# Problem requirements:
Each entry should be quoted word for word, including every mark of punctuation.

# Input data:
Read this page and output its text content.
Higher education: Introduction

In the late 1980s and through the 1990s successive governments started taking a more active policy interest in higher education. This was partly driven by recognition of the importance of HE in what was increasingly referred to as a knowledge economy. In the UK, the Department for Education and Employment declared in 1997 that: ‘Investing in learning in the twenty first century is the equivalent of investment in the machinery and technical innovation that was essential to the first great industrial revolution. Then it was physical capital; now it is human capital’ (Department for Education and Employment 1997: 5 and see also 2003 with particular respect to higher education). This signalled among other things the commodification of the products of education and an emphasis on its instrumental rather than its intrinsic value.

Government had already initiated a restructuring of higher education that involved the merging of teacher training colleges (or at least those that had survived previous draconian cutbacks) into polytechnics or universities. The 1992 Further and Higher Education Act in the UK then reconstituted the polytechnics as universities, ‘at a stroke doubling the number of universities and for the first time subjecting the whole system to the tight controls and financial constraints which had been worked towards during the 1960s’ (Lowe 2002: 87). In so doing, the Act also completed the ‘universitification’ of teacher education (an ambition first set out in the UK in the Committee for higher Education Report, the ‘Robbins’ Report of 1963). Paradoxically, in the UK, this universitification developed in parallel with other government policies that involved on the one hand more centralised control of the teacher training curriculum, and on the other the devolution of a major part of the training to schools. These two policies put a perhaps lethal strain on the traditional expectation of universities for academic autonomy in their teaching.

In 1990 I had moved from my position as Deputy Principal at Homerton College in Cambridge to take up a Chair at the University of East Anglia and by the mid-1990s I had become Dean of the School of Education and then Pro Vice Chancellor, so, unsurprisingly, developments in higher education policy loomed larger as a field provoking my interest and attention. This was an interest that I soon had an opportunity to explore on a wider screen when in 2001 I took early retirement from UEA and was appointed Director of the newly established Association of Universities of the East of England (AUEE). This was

# Result of this exercise:
Read this page and output its text content.
Higher education: Introduction

In the late 1980s and through the 1990s successive governments started taking a more active policy interest in higher education. This was partly driven by recognition of the importance of HE in what was increasingly referred to as a knowledge economy. In the UK, the Department for Education and Employment declared in 1997 that: ‘Investing in learning in the twenty first century is the equivalent of investment in the machinery and technical innovation that was essential to the first great industrial revolution. Then it was physical capital; now it is human capital’ (Department for Education and Employment 1997: 5 and see also 2003 with particular respect to higher education). This signalled among other things the commodification of the products of education and an emphasis on its instrumental rather than its intrinsic value.

Government had already initiated a restructuring of higher education that involved the merging of teacher training colleges (or at least those that had survived previous draconian cutbacks) into polytechnics or universities. The 1992 Further and Higher Education Act in the UK then reconstituted the polytechnics as universities, ‘at a stroke doubling the number of universities and for the first time subjecting the whole system to the tight controls and financial constraints which had been worked towards during the 1960s’ (Lowe 2002: 87). In so doing, the Act also completed the ‘universitification’ of teacher education (an ambition first set out in the UK in the Committee for higher Education Report, the ‘Robbins’ Report of 1963). Paradoxically, in the UK, this universitification developed in parallel with other government policies that involved on the one hand more centralised control of the teacher training curriculum, and on the other the devolution of a major part of the training to schools. These two policies put a perhaps lethal strain on the traditional expectation of universities for academic autonomy in their teaching.

In 1990 I had moved from my position as Deputy Principal at Homerton College in Cambridge to take up a Chair at the University of East Anglia and by the mid-1990s I had become Dean of the School of Education and then Pro Vice Chancellor, so, unsurprisingly, developments in higher education policy loomed larger as a field provoking my interest and attention. This was an interest that I soon had an opportunity to explore on a wider screen when in 2001 I took early retirement from UEA and was appointed Director of the newly established Association of Universities of the East of England (AUEE). This was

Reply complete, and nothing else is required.